▶ [ЗАДАНИЯ]:
1. Какую эпоху, согласно тексту о мифах, еще в 1990-е предсказывал профессор Сергей Телегин?
2. Перепишите фрагмент текста о мифах: начните со слов «- Наша мифология» и остановитесь после слов «версию христианства, И.В.).». В этом фрагменте замените «христианства» на «католичества».

▶ [ИСХОДНЫЙ ТЕКСТ]:
# # # #

Мы уподобляемся нашим предкам, когда бросаем веник в квартиру перед тем, как впервые переступить порог, когда боимся перебежавшего улицу черного кота, темноты или грома. Или верим, что отвалившийся каблук – это следствие испорченной кармы, превратностей судьбы или того, что сегодня по гороскопу для нашего знака зодиака - плохой день. А все потому, что сложные, иерархически выверенные и поэтически красивые воззрения на природу людей прошлого не могли исчезнуть бесследно.
- Анна, почему мифы возвращаются? Казалось бы, мы 70 лет верили, что делаем сказку былью, а научно-технический прогресс победил суеверия и страхи «темного прошлого». Но оказалось иначе.
- Еще в 1990-е доктор филологических наук, профессор Сергей Телегин говорил, что грядет эпоха мифореставрации: «Миф восстановит свою силу, свою власть, свою бытийность… Это есть бунт человека против ограниченной, позитивистской картины мира. Как бы ни было десакрализовано бытие, священное все равно всегда возвращается». Так и случилось: начиная от фэнтези в литературе до супергероев MARVEL на экране. Но вот вопрос – какой миф нас захватил? Кельтский, античный, германский? В школе наши дети проходят мифы Древней Греции, в кино любуются Одином и валькириями. А то и вовсе Человеком-пауком.
Отчего это так? Обычные аргументы: наша собственная мифология: а) не сохранилась, б) не развилась до идеи верховного бога и разветвлённой иерархии. Этим и объясняют, почему бо́льшая часть текстов русской литературы опирается на мотивы античного, а не славянского мифа.
- Но как могла «не сохраниться» мифология? Это же не библиотека, которую можно сжечь, и не город, который можно разрушить.
- Наша мифология почти не сохранилась в письменных источниках. «Об этом эффективно позаботились», – это я цитирую Анджея Сапковского, автора саги «Ведьмак», который отмечал: «Славянская мифология тождественна язычеству, а мы, как твердыня христианства, восприняли крест от Рима» (Сапковский – представитель католической Польши, исповедующей римскую версию христианства, И.В.).

# # # #

▶ [ИСХОДНЫЕ ДАННЫЕ]:
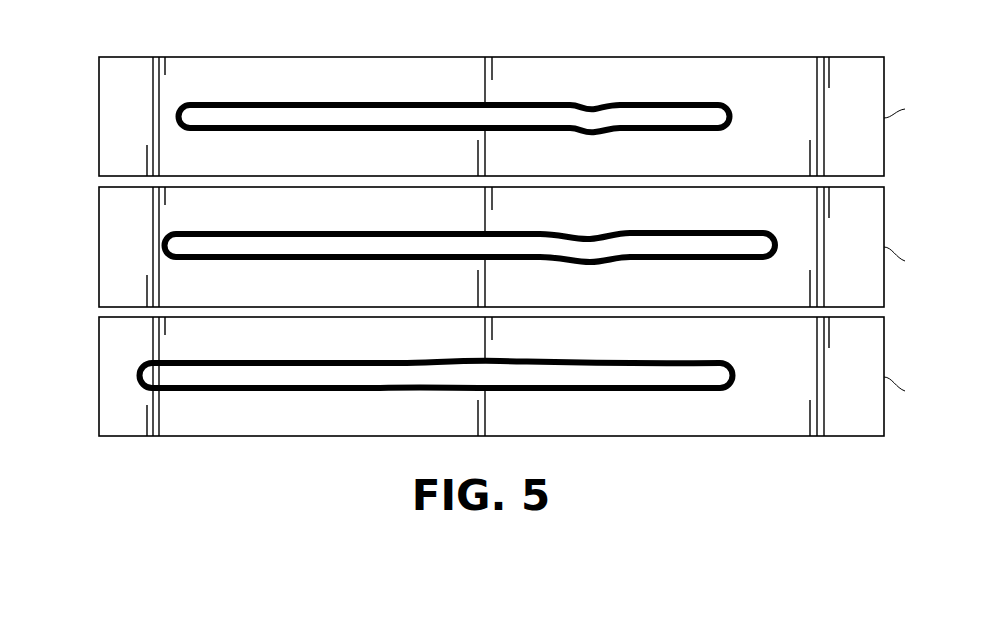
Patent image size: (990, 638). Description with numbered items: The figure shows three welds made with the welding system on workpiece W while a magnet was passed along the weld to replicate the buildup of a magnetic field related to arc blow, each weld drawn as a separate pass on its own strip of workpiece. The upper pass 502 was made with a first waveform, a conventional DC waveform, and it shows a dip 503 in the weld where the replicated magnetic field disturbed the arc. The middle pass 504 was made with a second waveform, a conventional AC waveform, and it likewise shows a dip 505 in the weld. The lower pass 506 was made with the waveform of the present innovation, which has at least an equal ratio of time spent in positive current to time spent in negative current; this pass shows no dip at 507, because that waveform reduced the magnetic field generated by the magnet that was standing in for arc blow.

The pass 502 is at (886, 79).
The dip 503 is at (594, 86).
The pass 504 is at (886, 219).
The dip 505 is at (598, 223).
The pass 506 is at (886, 349).
The no dip location 507 is at (598, 353).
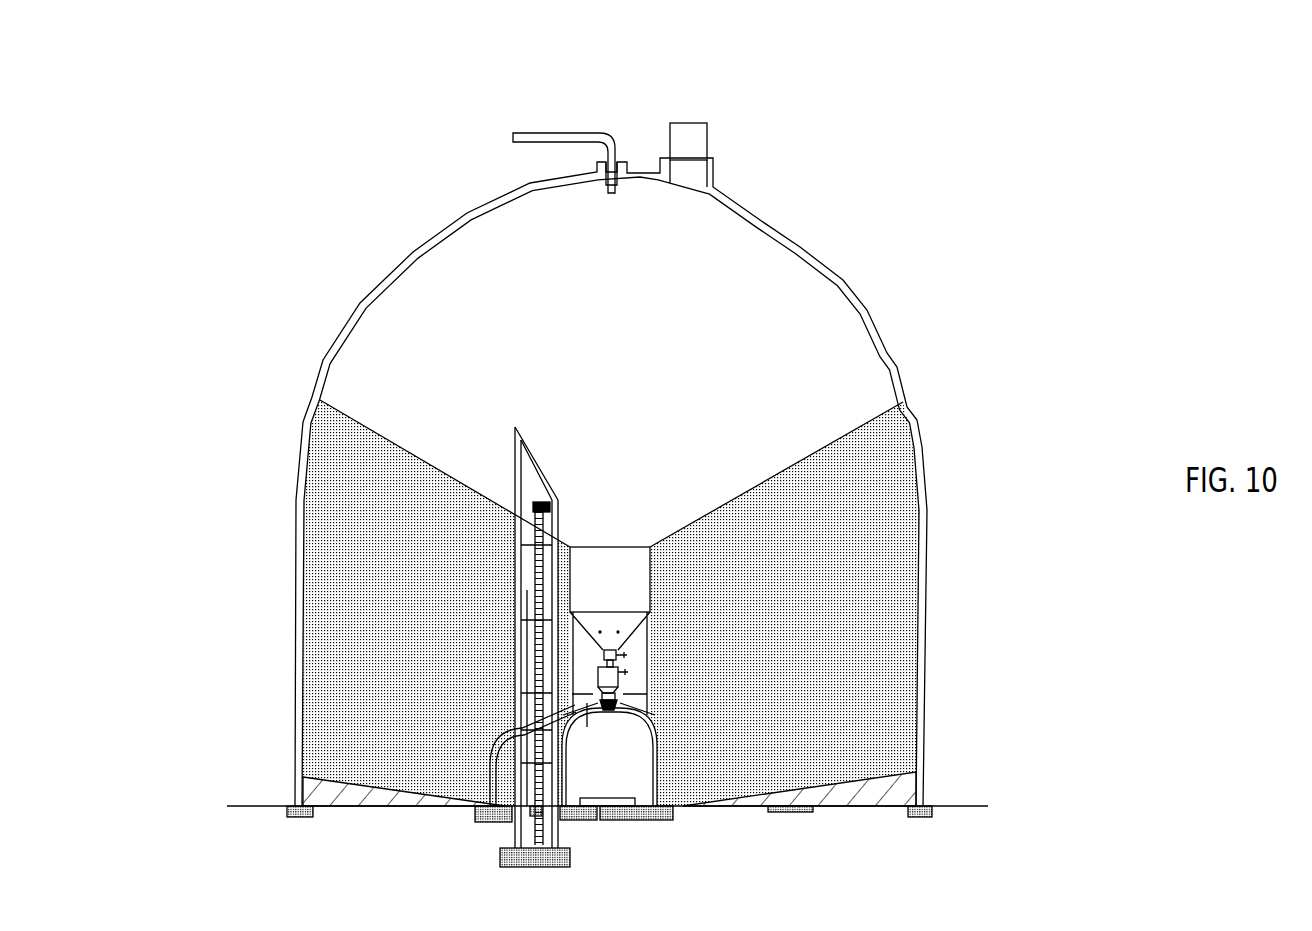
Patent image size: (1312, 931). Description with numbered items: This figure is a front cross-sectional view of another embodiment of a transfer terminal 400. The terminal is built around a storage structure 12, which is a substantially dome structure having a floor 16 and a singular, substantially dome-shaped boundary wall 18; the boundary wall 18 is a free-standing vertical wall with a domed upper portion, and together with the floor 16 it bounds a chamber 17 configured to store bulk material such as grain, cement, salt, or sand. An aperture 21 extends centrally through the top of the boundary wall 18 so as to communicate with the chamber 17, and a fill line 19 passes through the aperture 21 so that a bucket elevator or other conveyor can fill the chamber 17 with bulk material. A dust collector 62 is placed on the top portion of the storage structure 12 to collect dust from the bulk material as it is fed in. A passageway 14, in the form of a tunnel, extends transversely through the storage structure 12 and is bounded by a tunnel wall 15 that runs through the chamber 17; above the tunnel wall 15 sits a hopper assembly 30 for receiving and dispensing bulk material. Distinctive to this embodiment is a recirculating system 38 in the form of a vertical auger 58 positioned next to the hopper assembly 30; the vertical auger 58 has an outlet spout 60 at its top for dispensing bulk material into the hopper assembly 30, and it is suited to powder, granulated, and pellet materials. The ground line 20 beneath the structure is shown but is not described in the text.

The transfer terminal 400 is at (812, 148).
The storage structure 12 is at (847, 277).
The passageway 14 is at (605, 776).
The tunnel wall 15 is at (660, 737).
The floor 16 is at (303, 787).
The chamber 17 is at (847, 323).
The boundary wall 18 is at (800, 240).
The fill line 19 is at (577, 133).
The ground 20 is at (243, 805).
The aperture 21 is at (620, 186).
The hopper assembly 30 is at (616, 528).
The recirculating system 38 is at (569, 484).
The vertical auger 58 is at (540, 467).
The outlet spout 60 is at (571, 530).
The dust collector 62 is at (700, 140).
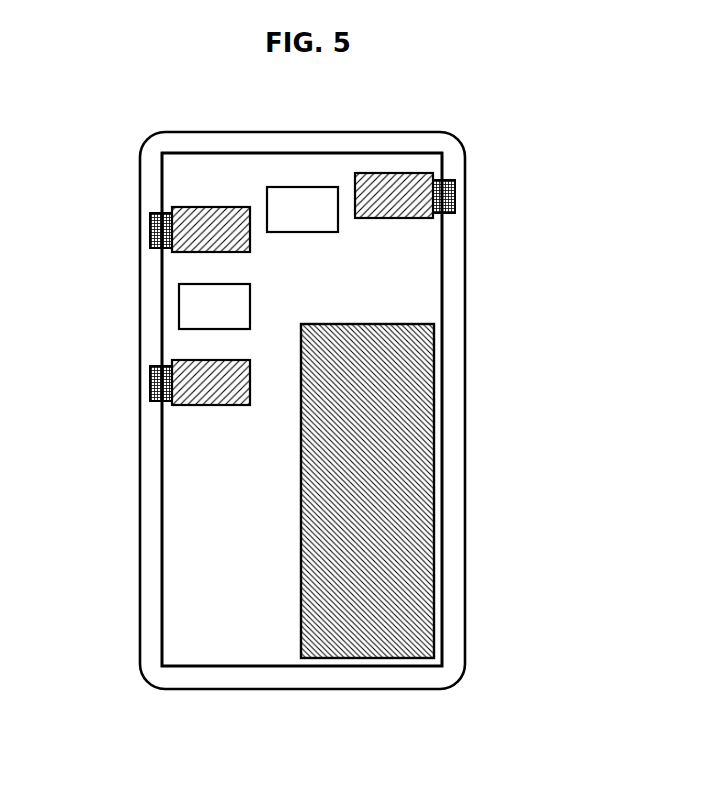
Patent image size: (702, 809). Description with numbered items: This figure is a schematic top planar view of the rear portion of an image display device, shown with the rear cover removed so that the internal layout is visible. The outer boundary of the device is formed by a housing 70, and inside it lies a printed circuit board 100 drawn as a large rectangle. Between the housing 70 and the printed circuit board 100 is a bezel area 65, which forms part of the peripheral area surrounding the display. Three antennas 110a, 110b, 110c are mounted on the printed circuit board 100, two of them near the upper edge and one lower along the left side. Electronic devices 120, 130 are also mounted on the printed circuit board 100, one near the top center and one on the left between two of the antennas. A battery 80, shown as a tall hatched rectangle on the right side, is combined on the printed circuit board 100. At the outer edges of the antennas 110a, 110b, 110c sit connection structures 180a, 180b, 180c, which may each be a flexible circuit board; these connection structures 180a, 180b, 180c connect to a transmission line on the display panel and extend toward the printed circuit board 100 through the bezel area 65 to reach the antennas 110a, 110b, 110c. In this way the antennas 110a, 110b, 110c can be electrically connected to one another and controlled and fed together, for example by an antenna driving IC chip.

The housing 70 is at (465, 370).
The bezel area 65 is at (458, 532).
The printed circuit board 100 is at (223, 653).
The battery 80 is at (370, 647).
The antenna 110a is at (222, 218).
The antenna 110b is at (398, 185).
The antenna 110c is at (208, 407).
The electronic device 120 is at (302, 198).
The electronic device 130 is at (176, 312).
The connection structure 180a is at (150, 235).
The connection structure 180b is at (455, 192).
The connection structure 180c is at (150, 387).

# # # #

▶ [ОТВЕТЫ К ЗАДАНИЯМ]:
1. Эпоху мифореставрации.

2.
- Наша мифология почти не сохранилась в письменных источниках. «Об этом эффективно позаботились», – это я цитирую Анджея Сапковского, автора саги «Ведьмак», который отмечал: «Славянская мифология тождественна язычеству, а мы, как твердыня католичества, восприняли крест от Рима» (Сапковский – представитель католической Польши, исповедующей римскую версию католичества, И.В.).